* START Listing *
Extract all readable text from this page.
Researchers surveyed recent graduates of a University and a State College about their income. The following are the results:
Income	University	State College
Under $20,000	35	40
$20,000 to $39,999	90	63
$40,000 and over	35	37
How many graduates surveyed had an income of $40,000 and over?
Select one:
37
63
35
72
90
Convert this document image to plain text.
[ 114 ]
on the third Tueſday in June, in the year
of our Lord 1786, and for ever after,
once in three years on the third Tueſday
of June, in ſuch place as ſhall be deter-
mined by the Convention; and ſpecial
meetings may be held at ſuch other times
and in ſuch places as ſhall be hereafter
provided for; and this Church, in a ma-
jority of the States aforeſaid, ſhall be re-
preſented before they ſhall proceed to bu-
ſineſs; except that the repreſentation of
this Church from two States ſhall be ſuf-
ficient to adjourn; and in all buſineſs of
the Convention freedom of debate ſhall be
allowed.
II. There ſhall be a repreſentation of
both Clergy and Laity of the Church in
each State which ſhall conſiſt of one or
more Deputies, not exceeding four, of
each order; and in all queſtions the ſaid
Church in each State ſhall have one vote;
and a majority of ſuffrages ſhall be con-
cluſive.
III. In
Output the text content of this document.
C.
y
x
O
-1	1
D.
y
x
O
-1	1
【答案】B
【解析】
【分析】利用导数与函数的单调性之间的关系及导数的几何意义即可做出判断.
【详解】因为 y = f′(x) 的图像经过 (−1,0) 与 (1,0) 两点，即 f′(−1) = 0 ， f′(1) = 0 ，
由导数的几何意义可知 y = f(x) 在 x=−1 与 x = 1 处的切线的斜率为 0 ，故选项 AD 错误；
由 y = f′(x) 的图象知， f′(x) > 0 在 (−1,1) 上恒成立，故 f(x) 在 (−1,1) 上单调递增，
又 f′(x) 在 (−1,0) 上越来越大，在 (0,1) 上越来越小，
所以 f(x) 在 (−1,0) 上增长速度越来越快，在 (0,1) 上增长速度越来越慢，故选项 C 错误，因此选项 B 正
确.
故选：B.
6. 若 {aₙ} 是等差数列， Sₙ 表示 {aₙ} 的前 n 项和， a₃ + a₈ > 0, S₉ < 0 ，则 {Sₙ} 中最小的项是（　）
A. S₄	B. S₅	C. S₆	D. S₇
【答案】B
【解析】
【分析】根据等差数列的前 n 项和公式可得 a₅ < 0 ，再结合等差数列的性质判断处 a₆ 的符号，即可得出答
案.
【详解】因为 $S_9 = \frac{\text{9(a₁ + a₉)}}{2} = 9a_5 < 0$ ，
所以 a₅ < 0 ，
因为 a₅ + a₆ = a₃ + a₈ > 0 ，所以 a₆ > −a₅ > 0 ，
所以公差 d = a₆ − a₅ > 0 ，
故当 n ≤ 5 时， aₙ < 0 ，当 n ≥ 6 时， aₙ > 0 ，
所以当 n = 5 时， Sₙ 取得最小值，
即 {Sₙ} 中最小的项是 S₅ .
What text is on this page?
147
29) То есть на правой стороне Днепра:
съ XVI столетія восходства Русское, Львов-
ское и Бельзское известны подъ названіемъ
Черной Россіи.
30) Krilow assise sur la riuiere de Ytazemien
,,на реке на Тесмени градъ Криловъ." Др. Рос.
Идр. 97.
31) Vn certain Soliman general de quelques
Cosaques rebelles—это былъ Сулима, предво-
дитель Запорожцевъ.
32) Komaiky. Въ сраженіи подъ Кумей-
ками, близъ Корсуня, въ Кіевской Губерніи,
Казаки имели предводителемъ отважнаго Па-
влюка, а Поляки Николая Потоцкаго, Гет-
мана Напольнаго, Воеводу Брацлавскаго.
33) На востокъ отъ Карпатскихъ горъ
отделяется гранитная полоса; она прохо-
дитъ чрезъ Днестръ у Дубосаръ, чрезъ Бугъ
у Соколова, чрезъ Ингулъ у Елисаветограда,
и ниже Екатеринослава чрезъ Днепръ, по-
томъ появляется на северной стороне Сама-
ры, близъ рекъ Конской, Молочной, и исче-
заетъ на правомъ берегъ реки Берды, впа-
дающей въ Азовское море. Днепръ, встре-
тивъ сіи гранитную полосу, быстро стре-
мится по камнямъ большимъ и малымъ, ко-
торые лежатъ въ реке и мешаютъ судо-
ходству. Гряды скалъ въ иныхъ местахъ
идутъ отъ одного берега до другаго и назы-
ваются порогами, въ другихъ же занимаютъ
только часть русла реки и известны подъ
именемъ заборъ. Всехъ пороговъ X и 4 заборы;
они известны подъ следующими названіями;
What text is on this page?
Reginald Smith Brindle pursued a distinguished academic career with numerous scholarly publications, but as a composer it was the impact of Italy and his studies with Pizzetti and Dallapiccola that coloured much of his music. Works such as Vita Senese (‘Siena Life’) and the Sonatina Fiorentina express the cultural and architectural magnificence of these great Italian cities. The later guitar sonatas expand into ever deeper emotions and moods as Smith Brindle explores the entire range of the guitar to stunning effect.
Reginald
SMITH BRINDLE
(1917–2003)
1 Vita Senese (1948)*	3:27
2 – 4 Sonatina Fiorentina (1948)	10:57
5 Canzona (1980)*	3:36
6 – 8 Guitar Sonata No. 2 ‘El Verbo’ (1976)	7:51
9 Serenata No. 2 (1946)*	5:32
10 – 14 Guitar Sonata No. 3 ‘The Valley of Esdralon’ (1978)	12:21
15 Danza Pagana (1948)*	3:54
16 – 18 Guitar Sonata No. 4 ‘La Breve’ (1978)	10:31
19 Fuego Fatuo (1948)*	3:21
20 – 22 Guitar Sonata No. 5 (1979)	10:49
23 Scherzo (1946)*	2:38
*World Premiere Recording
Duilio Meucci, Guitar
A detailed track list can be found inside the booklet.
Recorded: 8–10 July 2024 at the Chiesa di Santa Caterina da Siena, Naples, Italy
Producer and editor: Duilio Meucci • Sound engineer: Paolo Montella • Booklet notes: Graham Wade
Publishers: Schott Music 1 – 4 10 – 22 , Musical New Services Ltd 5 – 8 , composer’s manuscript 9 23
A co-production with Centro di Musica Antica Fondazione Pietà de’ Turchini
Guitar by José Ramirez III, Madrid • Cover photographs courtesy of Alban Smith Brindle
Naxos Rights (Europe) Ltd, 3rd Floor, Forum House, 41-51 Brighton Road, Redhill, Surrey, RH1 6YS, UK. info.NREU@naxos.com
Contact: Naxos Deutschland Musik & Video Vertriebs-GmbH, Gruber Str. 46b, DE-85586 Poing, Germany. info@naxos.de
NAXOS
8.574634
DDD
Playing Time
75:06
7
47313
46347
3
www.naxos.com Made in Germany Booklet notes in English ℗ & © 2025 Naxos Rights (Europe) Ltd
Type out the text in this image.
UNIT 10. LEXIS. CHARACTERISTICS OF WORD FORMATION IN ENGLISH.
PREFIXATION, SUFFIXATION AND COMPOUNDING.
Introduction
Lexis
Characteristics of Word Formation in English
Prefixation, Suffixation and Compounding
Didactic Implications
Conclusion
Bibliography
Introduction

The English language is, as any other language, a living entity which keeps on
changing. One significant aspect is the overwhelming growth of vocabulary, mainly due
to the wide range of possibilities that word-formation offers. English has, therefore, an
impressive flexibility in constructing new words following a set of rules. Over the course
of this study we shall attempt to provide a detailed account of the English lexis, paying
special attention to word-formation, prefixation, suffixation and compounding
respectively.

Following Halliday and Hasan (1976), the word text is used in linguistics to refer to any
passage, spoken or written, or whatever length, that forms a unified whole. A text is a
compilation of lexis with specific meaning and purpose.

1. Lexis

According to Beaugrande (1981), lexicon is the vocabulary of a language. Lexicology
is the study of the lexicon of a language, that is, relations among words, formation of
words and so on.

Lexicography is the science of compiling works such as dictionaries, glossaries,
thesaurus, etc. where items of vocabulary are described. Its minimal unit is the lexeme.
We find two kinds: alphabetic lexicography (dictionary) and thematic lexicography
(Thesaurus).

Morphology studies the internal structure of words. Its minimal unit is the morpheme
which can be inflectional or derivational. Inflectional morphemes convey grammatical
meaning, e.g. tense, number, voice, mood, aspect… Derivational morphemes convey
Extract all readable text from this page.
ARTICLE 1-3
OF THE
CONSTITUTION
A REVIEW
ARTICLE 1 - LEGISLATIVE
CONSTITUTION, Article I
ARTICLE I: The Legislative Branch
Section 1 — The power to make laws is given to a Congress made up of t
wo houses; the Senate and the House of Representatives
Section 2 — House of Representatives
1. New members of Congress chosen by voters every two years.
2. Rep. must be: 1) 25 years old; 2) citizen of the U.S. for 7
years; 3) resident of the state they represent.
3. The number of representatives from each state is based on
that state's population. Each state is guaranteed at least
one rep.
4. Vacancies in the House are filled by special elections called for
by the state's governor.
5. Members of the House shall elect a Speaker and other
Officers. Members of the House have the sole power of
* END Listing *
Challenge » Pick out the lines containing the string "реке" and show them.

Solution for this task »
,,на реке на Тесмени градъ Криловъ." Др. Рос.
торые лежатъ въ реке и мешаютъ судо-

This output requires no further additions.